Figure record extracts
★ ★ ★ ★ ★
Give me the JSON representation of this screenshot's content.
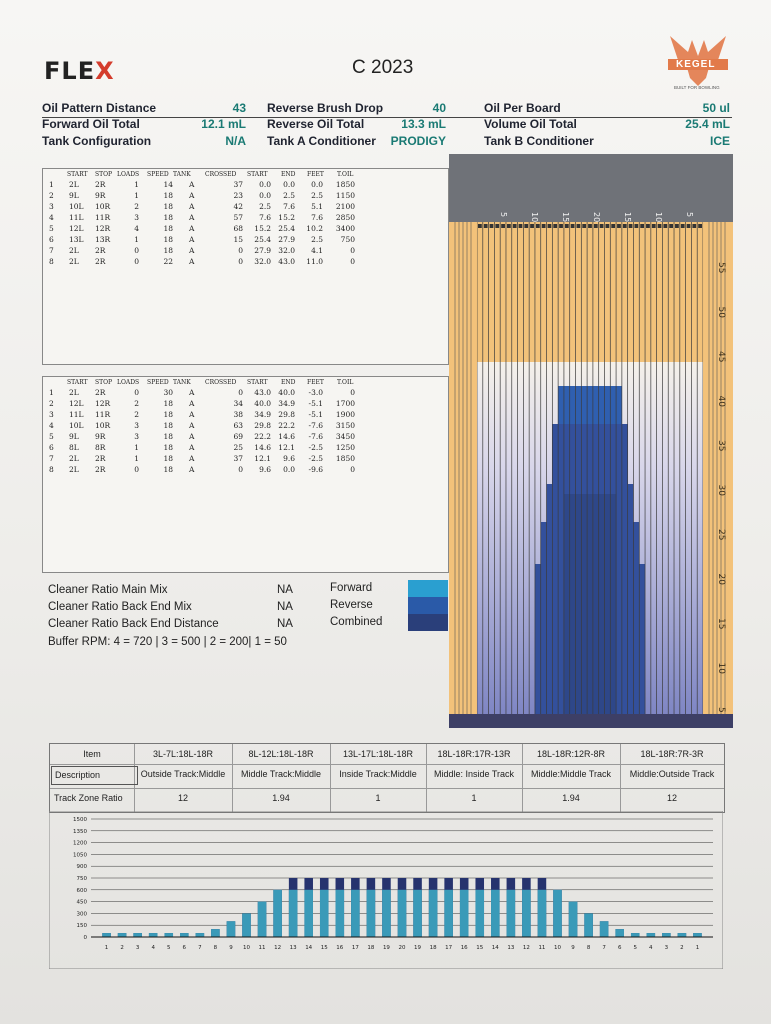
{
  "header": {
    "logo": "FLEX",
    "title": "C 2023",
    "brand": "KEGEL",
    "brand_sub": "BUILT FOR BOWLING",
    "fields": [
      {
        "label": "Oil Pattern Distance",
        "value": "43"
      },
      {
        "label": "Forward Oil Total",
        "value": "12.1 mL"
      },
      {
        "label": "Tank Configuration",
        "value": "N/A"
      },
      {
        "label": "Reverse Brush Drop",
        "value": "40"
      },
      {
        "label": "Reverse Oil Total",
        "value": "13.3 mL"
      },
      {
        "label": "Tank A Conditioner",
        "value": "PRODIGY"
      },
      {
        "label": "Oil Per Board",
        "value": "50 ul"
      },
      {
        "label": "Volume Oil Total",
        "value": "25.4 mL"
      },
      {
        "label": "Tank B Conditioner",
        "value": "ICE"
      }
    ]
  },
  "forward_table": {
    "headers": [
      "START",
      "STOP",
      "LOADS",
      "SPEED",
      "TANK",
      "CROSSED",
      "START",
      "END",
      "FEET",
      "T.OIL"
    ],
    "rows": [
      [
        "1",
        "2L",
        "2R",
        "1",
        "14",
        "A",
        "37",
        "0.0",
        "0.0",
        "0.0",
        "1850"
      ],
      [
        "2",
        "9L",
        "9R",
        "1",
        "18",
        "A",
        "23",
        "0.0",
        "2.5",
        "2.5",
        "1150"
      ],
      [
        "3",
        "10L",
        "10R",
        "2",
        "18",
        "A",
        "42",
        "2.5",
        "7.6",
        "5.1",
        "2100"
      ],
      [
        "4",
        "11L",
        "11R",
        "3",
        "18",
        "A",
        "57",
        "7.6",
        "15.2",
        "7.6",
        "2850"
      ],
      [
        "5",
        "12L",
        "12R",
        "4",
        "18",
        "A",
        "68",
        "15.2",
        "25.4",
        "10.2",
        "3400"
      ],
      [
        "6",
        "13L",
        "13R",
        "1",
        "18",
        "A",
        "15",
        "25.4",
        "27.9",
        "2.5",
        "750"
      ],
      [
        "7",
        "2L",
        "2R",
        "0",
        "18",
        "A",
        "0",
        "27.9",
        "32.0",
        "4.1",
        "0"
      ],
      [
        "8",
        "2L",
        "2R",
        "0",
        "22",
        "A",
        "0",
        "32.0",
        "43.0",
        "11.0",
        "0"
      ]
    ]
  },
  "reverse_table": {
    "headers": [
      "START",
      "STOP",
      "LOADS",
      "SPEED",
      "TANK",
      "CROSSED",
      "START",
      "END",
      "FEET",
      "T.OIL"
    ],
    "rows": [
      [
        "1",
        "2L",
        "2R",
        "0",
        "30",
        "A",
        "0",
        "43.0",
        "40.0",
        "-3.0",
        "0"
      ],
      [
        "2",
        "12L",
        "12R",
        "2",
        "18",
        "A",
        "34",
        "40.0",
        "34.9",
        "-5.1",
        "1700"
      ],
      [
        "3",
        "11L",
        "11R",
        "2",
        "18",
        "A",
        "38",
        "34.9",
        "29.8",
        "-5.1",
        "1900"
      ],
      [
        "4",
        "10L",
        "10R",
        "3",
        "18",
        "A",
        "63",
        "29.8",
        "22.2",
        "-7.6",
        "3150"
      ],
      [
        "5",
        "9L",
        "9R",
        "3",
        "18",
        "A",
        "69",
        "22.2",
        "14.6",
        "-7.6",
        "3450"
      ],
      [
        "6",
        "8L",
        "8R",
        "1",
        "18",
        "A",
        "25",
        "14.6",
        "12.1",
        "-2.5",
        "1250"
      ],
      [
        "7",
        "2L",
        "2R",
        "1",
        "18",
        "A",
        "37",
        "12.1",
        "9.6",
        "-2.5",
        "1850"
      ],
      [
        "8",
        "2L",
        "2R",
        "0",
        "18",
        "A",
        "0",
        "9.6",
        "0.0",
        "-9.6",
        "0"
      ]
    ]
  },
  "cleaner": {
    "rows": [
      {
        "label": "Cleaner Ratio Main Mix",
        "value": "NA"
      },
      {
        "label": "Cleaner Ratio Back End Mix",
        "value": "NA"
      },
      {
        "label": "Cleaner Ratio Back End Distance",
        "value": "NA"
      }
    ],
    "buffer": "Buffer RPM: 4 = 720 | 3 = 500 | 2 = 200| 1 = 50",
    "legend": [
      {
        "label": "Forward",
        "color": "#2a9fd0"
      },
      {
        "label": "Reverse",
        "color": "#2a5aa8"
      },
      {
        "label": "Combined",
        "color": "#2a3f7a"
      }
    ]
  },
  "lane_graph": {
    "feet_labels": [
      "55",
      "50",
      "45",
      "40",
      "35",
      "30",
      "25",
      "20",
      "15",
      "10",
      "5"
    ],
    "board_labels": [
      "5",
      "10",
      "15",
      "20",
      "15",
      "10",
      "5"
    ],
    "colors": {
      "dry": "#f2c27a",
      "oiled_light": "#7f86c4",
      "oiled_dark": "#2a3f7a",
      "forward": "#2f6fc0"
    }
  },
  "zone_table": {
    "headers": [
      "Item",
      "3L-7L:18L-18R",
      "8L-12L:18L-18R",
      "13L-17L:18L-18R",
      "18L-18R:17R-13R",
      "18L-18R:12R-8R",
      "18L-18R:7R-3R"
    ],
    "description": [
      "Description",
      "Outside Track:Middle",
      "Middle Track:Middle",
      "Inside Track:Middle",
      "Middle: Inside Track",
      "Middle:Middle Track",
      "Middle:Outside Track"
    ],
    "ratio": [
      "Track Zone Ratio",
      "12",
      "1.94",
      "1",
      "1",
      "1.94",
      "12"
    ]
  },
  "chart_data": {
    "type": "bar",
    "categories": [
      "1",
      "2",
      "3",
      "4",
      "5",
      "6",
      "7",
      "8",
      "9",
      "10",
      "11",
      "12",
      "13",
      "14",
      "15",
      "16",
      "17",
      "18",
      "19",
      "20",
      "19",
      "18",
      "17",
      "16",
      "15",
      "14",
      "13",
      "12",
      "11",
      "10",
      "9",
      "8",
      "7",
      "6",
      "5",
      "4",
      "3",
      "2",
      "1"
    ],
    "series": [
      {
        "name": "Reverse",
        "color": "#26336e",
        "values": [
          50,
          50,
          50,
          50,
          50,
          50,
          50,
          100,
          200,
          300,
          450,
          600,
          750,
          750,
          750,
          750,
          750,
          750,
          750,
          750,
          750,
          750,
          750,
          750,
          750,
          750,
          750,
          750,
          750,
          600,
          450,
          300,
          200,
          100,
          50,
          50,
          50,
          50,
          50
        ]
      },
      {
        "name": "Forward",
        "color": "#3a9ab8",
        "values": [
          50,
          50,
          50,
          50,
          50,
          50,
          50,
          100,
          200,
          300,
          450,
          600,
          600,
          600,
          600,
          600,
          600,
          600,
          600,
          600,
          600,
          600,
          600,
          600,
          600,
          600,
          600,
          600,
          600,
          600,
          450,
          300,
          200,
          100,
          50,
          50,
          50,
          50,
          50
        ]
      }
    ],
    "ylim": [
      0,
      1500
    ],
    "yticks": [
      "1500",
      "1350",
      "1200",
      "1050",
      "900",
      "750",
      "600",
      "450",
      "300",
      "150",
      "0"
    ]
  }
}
★ ★ ★ ★ ★
YOUR OBJECTIVE: Transcribe the listing in full. Omit the pictures and keep every line exact.

REPLY:
Give me the JSON representation of this screenshot's content.
{
  "header": {
    "logo": "FLEX",
    "title": "C 2023",
    "brand": "KEGEL",
    "brand_sub": "BUILT FOR BOWLING",
    "fields": [
      {
        "label": "Oil Pattern Distance",
        "value": "43"
      },
      {
        "label": "Forward Oil Total",
        "value": "12.1 mL"
      },
      {
        "label": "Tank Configuration",
        "value": "N/A"
      },
      {
        "label": "Reverse Brush Drop",
        "value": "40"
      },
      {
        "label": "Reverse Oil Total",
        "value": "13.3 mL"
      },
      {
        "label": "Tank A Conditioner",
        "value": "PRODIGY"
      },
      {
        "label": "Oil Per Board",
        "value": "50 ul"
      },
      {
        "label": "Volume Oil Total",
        "value": "25.4 mL"
      },
      {
        "label": "Tank B Conditioner",
        "value": "ICE"
      }
    ]
  },
  "forward_table": {
    "headers": [
      "START",
      "STOP",
      "LOADS",
      "SPEED",
      "TANK",
      "CROSSED",
      "START",
      "END",
      "FEET",
      "T.OIL"
    ],
    "rows": [
      [
        "1",
        "2L",
        "2R",
        "1",
        "14",
        "A",
        "37",
        "0.0",
        "0.0",
        "0.0",
        "1850"
      ],
      [
        "2",
        "9L",
        "9R",
        "1",
        "18",
        "A",
        "23",
        "0.0",
        "2.5",
        "2.5",
        "1150"
      ],
      [
        "3",
        "10L",
        "10R",
        "2",
        "18",
        "A",
        "42",
        "2.5",
        "7.6",
        "5.1",
        "2100"
      ],
      [
        "4",
        "11L",
        "11R",
        "3",
        "18",
        "A",
        "57",
        "7.6",
        "15.2",
        "7.6",
        "2850"
      ],
      [
        "5",
        "12L",
        "12R",
        "4",
        "18",
        "A",
        "68",
        "15.2",
        "25.4",
        "10.2",
        "3400"
      ],
      [
        "6",
        "13L",
        "13R",
        "1",
        "18",
        "A",
        "15",
        "25.4",
        "27.9",
        "2.5",
        "750"
      ],
      [
        "7",
        "2L",
        "2R",
        "0",
        "18",
        "A",
        "0",
        "27.9",
        "32.0",
        "4.1",
        "0"
      ],
      [
        "8",
        "2L",
        "2R",
        "0",
        "22",
        "A",
        "0",
        "32.0",
        "43.0",
        "11.0",
        "0"
      ]
    ]
  },
  "reverse_table": {
    "headers": [
      "START",
      "STOP",
      "LOADS",
      "SPEED",
      "TANK",
      "CROSSED",
      "START",
      "END",
      "FEET",
      "T.OIL"
    ],
    "rows": [
      [
        "1",
        "2L",
        "2R",
        "0",
        "30",
        "A",
        "0",
        "43.0",
        "40.0",
        "-3.0",
        "0"
      ],
      [
        "2",
        "12L",
        "12R",
        "2",
        "18",
        "A",
        "34",
        "40.0",
        "34.9",
        "-5.1",
        "1700"
      ],
      [
        "3",
        "11L",
        "11R",
        "2",
        "18",
        "A",
        "38",
        "34.9",
        "29.8",
        "-5.1",
        "1900"
      ],
      [
        "4",
        "10L",
        "10R",
        "3",
        "18",
        "A",
        "63",
        "29.8",
        "22.2",
        "-7.6",
        "3150"
      ],
      [
        "5",
        "9L",
        "9R",
        "3",
        "18",
        "A",
        "69",
        "22.2",
        "14.6",
        "-7.6",
        "3450"
      ],
      [
        "6",
        "8L",
        "8R",
        "1",
        "18",
        "A",
        "25",
        "14.6",
        "12.1",
        "-2.5",
        "1250"
      ],
      [
        "7",
        "2L",
        "2R",
        "1",
        "18",
        "A",
        "37",
        "12.1",
        "9.6",
        "-2.5",
        "1850"
      ],
      [
        "8",
        "2L",
        "2R",
        "0",
        "18",
        "A",
        "0",
        "9.6",
        "0.0",
        "-9.6",
        "0"
      ]
    ]
  },
  "cleaner": {
    "rows": [
      {
        "label": "Cleaner Ratio Main Mix",
        "value": "NA"
      },
      {
        "label": "Cleaner Ratio Back End Mix",
        "value": "NA"
      },
      {
        "label": "Cleaner Ratio Back End Distance",
        "value": "NA"
      }
    ],
    "buffer": "Buffer RPM: 4 = 720 | 3 = 500 | 2 = 200| 1 = 50",
    "legend": [
      {
        "label": "Forward",
        "color": "#2a9fd0"
      },
      {
        "label": "Reverse",
        "color": "#2a5aa8"
      },
      {
        "label": "Combined",
        "color": "#2a3f7a"
      }
    ]
  },
  "lane_graph": {
    "feet_labels": [
      "55",
      "50",
      "45",
      "40",
      "35",
      "30",
      "25",
      "20",
      "15",
      "10",
      "5"
    ],
    "board_labels": [
      "5",
      "10",
      "15",
      "20",
      "15",
      "10",
      "5"
    ],
    "colors": {
      "dry": "#f2c27a",
      "oiled_light": "#7f86c4",
      "oiled_dark": "#2a3f7a",
      "forward": "#2f6fc0"
    }
  },
  "zone_table": {
    "headers": [
      "Item",
      "3L-7L:18L-18R",
      "8L-12L:18L-18R",
      "13L-17L:18L-18R",
      "18L-18R:17R-13R",
      "18L-18R:12R-8R",
      "18L-18R:7R-3R"
    ],
    "description": [
      "Description",
      "Outside Track:Middle",
      "Middle Track:Middle",
      "Inside Track:Middle",
      "Middle: Inside Track",
      "Middle:Middle Track",
      "Middle:Outside Track"
    ],
    "ratio": [
      "Track Zone Ratio",
      "12",
      "1.94",
      "1",
      "1",
      "1.94",
      "12"
    ]
  },
  "chart_data": {
    "type": "bar",
    "categories": [
      "1",
      "2",
      "3",
      "4",
      "5",
      "6",
      "7",
      "8",
      "9",
      "10",
      "11",
      "12",
      "13",
      "14",
      "15",
      "16",
      "17",
      "18",
      "19",
      "20",
      "19",
      "18",
      "17",
      "16",
      "15",
      "14",
      "13",
      "12",
      "11",
      "10",
      "9",
      "8",
      "7",
      "6",
      "5",
      "4",
      "3",
      "2",
      "1"
    ],
    "series": [
      {
        "name": "Reverse",
        "color": "#26336e",
        "values": [
          50,
          50,
          50,
          50,
          50,
          50,
          50,
          100,
          200,
          300,
          450,
          600,
          750,
          750,
          750,
          750,
          750,
          750,
          750,
          750,
          750,
          750,
          750,
          750,
          750,
          750,
          750,
          750,
          750,
          600,
          450,
          300,
          200,
          100,
          50,
          50,
          50,
          50,
          50
        ]
      },
      {
        "name": "Forward",
        "color": "#3a9ab8",
        "values": [
          50,
          50,
          50,
          50,
          50,
          50,
          50,
          100,
          200,
          300,
          450,
          600,
          600,
          600,
          600,
          600,
          600,
          600,
          600,
          600,
          600,
          600,
          600,
          600,
          600,
          600,
          600,
          600,
          600,
          600,
          450,
          300,
          200,
          100,
          50,
          50,
          50,
          50,
          50
        ]
      }
    ],
    "ylim": [
      0,
      1500
    ],
    "yticks": [
      "1500",
      "1350",
      "1200",
      "1050",
      "900",
      "750",
      "600",
      "450",
      "300",
      "150",
      "0"
    ]
  }
}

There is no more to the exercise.